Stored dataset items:
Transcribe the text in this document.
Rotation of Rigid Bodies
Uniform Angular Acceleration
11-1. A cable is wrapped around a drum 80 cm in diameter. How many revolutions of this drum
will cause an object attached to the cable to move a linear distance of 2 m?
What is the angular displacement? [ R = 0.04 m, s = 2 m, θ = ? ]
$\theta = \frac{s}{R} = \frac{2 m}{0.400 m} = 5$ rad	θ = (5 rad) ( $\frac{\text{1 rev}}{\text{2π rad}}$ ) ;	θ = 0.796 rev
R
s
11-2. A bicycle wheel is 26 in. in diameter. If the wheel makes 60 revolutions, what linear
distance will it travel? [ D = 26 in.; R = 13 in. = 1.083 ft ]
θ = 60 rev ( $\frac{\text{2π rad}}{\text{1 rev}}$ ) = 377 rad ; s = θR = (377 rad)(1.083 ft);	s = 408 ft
* * *
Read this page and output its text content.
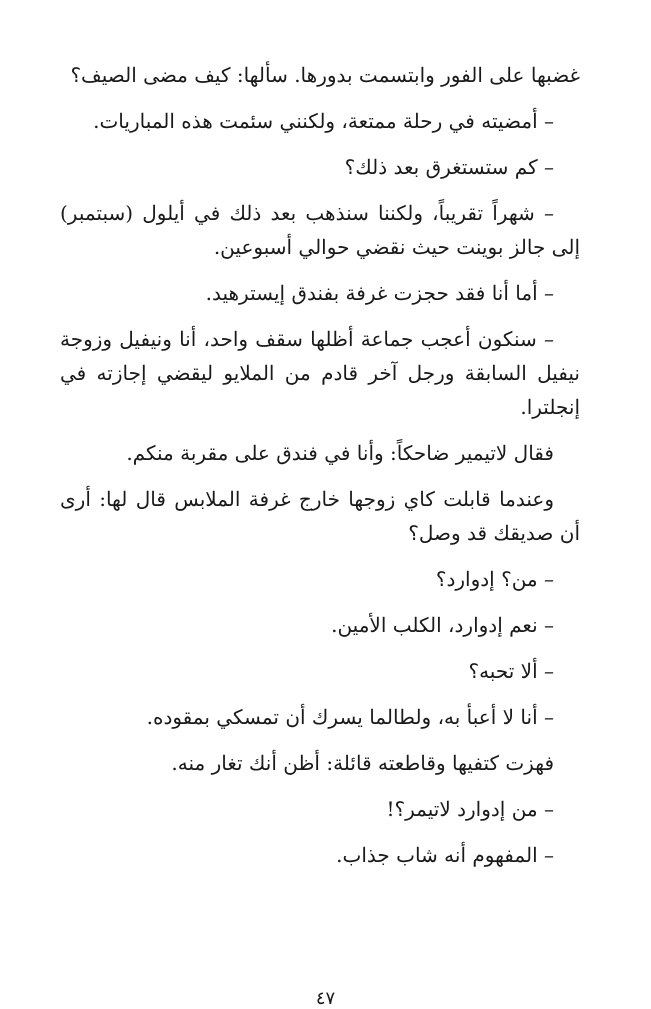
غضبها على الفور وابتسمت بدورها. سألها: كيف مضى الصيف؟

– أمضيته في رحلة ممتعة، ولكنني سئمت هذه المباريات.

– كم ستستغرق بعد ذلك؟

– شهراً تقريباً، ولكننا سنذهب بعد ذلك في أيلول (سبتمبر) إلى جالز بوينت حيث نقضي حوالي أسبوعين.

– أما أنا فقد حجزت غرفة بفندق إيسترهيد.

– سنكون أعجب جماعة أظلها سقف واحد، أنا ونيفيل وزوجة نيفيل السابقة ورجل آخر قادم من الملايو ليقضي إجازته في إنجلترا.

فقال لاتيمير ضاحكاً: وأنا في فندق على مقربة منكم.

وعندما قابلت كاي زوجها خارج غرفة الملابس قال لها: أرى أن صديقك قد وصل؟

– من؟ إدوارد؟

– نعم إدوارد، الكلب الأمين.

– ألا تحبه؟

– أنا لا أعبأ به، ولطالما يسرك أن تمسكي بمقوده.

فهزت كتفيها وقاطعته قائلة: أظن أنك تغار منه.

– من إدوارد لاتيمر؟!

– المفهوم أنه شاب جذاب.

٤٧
* * *
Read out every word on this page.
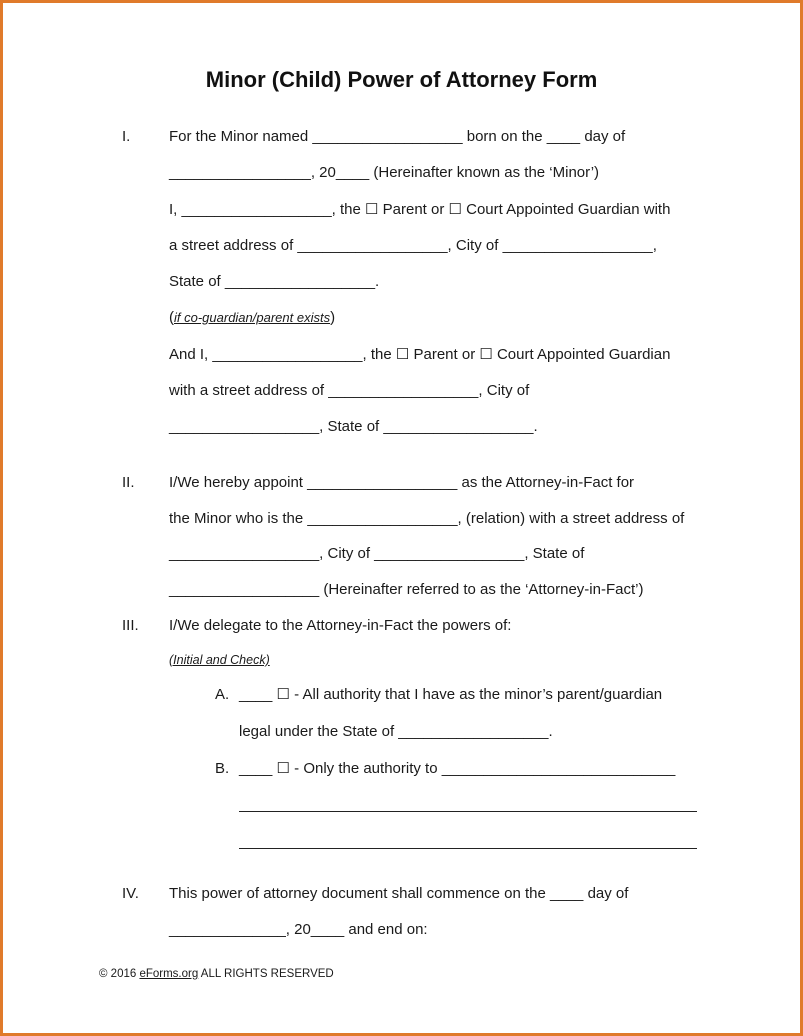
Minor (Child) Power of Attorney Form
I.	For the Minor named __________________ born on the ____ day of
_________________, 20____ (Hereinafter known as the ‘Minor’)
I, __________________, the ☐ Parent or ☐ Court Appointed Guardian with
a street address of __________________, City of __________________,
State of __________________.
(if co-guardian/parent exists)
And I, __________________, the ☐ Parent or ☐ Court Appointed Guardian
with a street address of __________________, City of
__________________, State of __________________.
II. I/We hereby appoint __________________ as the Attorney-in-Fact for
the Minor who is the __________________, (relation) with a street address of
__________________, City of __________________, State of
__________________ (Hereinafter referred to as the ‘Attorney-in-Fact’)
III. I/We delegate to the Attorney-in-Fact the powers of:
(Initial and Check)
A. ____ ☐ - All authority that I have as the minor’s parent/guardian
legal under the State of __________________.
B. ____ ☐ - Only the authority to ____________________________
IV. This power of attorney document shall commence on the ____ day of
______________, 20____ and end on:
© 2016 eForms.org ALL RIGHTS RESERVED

### Exercise aim:
State how many lines in the records above contain the word "revolutions", giving only the number.

### Correct answer:
2